§ **Problem description**
Give the number of lines in the entries that contain "colors". State only the count.

§ **Extracted material**
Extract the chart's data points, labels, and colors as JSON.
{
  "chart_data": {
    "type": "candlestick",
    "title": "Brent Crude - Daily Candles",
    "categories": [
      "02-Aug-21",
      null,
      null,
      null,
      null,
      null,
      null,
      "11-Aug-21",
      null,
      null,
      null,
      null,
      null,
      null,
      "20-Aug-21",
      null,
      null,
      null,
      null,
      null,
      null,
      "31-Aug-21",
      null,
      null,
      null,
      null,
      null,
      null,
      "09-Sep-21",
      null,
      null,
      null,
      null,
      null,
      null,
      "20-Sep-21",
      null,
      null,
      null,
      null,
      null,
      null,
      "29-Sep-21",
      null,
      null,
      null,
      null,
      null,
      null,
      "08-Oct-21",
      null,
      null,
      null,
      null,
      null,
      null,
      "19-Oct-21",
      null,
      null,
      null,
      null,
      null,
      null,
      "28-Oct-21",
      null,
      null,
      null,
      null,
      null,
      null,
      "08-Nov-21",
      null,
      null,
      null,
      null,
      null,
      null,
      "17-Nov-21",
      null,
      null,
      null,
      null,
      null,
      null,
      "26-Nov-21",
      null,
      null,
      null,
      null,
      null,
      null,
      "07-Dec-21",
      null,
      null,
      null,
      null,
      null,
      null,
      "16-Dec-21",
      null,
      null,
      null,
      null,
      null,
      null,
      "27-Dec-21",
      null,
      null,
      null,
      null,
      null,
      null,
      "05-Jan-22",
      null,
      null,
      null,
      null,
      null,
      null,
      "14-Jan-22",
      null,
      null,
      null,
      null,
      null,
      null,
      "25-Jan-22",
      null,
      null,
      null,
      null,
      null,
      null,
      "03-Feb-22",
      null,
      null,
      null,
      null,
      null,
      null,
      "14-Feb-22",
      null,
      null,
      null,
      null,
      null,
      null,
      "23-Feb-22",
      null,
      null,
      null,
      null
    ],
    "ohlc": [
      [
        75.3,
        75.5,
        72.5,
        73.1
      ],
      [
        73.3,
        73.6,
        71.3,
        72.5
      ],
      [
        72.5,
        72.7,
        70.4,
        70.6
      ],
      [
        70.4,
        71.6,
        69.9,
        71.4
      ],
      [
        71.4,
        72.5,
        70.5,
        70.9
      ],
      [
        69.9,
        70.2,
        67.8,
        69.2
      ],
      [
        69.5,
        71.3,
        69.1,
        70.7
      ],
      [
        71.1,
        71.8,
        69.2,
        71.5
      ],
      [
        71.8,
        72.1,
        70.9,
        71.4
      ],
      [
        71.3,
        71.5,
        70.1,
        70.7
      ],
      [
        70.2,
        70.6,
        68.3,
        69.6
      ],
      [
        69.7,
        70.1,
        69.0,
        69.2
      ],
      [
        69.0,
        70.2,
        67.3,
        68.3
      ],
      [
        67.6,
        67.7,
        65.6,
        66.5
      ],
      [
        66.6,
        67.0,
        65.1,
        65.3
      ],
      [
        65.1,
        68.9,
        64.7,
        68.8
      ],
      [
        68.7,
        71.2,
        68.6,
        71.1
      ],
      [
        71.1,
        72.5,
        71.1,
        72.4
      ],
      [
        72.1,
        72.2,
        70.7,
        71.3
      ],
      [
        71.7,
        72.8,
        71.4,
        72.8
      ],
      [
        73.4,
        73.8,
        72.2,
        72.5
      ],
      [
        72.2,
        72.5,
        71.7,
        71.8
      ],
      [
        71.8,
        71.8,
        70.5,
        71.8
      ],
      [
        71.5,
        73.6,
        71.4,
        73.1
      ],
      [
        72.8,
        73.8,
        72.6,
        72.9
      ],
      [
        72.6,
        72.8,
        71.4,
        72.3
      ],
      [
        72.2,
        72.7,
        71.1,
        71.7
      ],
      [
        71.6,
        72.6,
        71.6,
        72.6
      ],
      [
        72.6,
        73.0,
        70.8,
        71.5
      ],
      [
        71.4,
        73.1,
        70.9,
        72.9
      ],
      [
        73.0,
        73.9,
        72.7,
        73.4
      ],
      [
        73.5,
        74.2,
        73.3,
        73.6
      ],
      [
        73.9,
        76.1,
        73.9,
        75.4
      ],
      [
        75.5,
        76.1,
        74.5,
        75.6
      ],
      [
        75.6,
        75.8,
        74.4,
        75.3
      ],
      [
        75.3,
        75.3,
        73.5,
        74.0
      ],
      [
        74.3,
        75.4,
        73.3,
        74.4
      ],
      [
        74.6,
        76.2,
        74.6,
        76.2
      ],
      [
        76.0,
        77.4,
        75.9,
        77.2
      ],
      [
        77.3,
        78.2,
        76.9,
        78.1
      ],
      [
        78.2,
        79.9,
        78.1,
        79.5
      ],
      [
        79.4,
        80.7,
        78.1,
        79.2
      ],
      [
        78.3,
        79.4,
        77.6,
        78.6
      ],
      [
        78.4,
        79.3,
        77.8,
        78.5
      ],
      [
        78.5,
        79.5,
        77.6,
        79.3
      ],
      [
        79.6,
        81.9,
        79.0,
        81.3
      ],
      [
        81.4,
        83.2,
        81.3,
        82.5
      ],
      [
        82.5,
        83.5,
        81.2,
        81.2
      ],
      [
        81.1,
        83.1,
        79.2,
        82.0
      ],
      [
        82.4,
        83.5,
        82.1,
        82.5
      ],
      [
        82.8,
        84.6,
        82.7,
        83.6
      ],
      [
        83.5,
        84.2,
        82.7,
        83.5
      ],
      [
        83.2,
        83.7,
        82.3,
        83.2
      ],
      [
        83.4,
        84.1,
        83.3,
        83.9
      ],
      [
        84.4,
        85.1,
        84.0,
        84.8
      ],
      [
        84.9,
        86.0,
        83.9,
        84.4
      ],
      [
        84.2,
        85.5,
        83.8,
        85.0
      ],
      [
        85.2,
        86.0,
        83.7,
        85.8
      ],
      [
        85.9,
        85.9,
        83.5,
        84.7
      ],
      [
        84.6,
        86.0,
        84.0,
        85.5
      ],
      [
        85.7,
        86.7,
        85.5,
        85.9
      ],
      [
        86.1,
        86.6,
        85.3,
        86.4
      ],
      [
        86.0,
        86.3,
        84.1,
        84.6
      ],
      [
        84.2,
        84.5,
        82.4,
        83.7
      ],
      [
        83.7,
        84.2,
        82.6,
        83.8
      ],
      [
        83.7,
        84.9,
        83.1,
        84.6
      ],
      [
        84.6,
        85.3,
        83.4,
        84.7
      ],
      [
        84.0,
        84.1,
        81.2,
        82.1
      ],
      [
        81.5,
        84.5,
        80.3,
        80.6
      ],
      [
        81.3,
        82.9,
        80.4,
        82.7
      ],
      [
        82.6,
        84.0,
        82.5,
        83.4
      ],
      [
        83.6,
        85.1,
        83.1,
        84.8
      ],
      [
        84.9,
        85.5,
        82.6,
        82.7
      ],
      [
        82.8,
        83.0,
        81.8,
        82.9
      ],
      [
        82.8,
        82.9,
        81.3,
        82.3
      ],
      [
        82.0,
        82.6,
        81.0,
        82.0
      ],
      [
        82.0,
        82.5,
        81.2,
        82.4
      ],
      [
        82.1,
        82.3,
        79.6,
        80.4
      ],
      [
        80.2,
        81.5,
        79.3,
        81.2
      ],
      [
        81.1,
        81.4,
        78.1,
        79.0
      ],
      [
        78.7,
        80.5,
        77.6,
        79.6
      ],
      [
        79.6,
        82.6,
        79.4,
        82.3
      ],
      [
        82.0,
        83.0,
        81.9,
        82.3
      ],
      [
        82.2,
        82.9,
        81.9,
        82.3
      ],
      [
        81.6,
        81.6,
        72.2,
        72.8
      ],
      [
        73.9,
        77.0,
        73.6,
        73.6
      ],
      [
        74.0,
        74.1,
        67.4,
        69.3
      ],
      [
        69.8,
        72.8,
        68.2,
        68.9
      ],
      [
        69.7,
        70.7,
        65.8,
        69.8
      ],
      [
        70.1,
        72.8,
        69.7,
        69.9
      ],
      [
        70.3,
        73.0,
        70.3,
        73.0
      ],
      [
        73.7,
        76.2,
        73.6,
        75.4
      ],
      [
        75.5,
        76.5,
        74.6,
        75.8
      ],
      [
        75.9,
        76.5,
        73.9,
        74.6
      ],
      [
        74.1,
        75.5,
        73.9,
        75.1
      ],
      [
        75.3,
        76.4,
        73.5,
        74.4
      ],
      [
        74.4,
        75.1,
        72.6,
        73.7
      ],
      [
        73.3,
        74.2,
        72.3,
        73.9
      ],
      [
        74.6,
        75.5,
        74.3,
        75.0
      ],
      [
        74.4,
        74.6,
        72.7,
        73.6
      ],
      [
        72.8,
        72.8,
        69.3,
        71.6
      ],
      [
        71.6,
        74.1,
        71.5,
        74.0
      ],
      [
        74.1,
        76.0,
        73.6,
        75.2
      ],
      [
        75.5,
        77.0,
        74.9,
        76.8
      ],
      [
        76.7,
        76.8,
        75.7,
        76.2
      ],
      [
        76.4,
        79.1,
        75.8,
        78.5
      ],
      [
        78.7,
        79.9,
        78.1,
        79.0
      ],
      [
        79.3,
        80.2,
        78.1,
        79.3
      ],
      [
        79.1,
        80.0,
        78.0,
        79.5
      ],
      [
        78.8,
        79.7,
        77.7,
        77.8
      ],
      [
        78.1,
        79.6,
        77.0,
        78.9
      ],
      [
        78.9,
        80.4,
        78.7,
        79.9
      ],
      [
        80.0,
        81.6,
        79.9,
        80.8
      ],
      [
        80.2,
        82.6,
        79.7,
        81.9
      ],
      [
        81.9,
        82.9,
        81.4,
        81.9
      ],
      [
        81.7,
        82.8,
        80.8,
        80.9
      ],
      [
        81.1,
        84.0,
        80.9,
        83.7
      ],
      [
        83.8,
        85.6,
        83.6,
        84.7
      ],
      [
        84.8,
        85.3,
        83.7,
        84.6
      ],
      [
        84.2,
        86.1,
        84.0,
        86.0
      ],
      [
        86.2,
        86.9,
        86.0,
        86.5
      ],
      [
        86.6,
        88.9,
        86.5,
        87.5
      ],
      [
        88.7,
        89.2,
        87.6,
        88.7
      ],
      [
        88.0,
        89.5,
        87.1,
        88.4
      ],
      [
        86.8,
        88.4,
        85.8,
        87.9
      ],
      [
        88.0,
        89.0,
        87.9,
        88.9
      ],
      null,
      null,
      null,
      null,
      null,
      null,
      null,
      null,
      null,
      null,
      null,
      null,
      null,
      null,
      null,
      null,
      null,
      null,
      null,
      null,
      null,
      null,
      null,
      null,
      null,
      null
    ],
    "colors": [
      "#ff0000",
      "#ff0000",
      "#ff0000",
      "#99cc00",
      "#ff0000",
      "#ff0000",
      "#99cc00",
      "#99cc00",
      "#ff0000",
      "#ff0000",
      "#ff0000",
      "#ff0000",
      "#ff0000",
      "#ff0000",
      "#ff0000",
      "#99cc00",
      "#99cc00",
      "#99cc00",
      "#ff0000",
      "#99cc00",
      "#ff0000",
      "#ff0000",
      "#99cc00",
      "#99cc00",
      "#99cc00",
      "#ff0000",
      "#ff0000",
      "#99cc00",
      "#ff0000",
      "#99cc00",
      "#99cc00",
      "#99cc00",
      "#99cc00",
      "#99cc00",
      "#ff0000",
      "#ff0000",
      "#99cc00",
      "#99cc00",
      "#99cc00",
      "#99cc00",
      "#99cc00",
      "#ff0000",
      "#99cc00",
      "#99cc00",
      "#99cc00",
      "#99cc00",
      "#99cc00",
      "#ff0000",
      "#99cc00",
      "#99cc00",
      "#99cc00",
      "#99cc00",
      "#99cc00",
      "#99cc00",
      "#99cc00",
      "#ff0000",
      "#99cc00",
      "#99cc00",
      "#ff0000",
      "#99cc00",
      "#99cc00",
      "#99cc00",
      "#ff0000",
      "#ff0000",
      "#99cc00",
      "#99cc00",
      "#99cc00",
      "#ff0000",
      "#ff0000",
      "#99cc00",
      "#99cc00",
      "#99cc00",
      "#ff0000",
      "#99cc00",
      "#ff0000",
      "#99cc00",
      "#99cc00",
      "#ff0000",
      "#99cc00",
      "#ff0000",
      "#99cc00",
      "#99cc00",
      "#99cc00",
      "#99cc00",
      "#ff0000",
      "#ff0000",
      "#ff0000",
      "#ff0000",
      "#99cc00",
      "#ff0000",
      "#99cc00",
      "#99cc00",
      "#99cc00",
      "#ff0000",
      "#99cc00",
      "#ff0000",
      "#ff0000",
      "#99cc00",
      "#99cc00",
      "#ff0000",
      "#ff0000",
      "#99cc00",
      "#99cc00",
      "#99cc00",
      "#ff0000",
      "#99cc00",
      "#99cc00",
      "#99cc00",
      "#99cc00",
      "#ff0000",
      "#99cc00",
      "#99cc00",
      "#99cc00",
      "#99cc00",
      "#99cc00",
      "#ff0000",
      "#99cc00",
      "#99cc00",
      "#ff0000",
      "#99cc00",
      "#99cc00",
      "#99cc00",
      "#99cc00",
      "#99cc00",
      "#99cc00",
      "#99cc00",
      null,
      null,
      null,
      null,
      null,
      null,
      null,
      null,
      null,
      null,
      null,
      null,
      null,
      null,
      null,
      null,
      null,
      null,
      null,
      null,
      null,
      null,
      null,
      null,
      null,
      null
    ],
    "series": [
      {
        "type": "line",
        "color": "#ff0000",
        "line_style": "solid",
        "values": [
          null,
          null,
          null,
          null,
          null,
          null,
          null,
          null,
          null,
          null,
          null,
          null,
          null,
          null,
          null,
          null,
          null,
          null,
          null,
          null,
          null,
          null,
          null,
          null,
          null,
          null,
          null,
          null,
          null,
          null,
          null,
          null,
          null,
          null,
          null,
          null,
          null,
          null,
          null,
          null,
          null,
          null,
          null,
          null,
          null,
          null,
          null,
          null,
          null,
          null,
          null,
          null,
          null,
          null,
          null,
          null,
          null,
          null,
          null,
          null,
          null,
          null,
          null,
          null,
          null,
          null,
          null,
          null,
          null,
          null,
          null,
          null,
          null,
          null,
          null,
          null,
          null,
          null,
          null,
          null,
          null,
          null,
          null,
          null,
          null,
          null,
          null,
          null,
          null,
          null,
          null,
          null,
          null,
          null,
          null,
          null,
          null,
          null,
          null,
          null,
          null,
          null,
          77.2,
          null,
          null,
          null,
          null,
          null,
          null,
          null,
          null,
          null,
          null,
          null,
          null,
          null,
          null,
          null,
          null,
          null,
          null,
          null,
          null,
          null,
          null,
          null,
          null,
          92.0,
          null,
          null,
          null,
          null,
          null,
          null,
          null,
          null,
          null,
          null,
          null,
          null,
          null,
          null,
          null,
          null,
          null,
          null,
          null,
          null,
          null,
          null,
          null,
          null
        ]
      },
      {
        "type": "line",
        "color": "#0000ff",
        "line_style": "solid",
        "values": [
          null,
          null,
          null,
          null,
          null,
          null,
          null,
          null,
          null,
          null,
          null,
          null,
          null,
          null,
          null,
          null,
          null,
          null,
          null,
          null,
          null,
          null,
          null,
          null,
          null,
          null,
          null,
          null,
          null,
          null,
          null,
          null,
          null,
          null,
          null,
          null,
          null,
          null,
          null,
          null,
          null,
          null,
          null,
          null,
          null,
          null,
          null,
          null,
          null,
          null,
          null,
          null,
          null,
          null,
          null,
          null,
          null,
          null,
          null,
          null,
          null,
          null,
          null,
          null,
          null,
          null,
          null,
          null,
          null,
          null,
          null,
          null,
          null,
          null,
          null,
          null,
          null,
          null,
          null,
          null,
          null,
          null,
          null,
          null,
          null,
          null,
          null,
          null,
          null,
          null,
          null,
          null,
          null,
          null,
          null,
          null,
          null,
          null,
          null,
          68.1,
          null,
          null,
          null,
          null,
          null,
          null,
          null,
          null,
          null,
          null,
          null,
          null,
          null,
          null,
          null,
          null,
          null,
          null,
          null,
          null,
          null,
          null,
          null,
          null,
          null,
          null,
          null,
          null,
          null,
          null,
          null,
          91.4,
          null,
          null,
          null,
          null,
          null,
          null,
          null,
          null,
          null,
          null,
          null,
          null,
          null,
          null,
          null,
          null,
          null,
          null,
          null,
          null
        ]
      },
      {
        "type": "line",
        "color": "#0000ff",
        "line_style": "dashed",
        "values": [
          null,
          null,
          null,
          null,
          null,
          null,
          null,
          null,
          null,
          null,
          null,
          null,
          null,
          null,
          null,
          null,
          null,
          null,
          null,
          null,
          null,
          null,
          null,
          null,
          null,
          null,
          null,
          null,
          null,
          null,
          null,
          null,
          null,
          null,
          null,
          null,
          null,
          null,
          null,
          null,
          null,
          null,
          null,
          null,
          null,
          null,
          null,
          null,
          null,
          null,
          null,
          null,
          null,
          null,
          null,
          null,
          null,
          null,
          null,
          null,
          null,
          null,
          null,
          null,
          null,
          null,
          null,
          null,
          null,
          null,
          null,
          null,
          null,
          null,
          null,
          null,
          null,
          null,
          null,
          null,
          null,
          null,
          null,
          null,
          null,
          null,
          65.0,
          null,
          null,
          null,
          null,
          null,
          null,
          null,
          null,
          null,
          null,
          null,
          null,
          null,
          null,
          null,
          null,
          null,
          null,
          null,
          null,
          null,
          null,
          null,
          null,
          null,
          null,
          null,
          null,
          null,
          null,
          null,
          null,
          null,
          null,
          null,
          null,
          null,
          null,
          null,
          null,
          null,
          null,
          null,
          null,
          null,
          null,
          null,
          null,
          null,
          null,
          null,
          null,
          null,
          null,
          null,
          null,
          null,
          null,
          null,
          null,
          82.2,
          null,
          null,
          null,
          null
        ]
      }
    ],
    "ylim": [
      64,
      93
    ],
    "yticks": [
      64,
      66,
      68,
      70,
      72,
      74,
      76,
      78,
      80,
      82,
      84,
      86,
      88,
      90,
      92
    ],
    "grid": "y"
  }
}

§ **Full solution**
2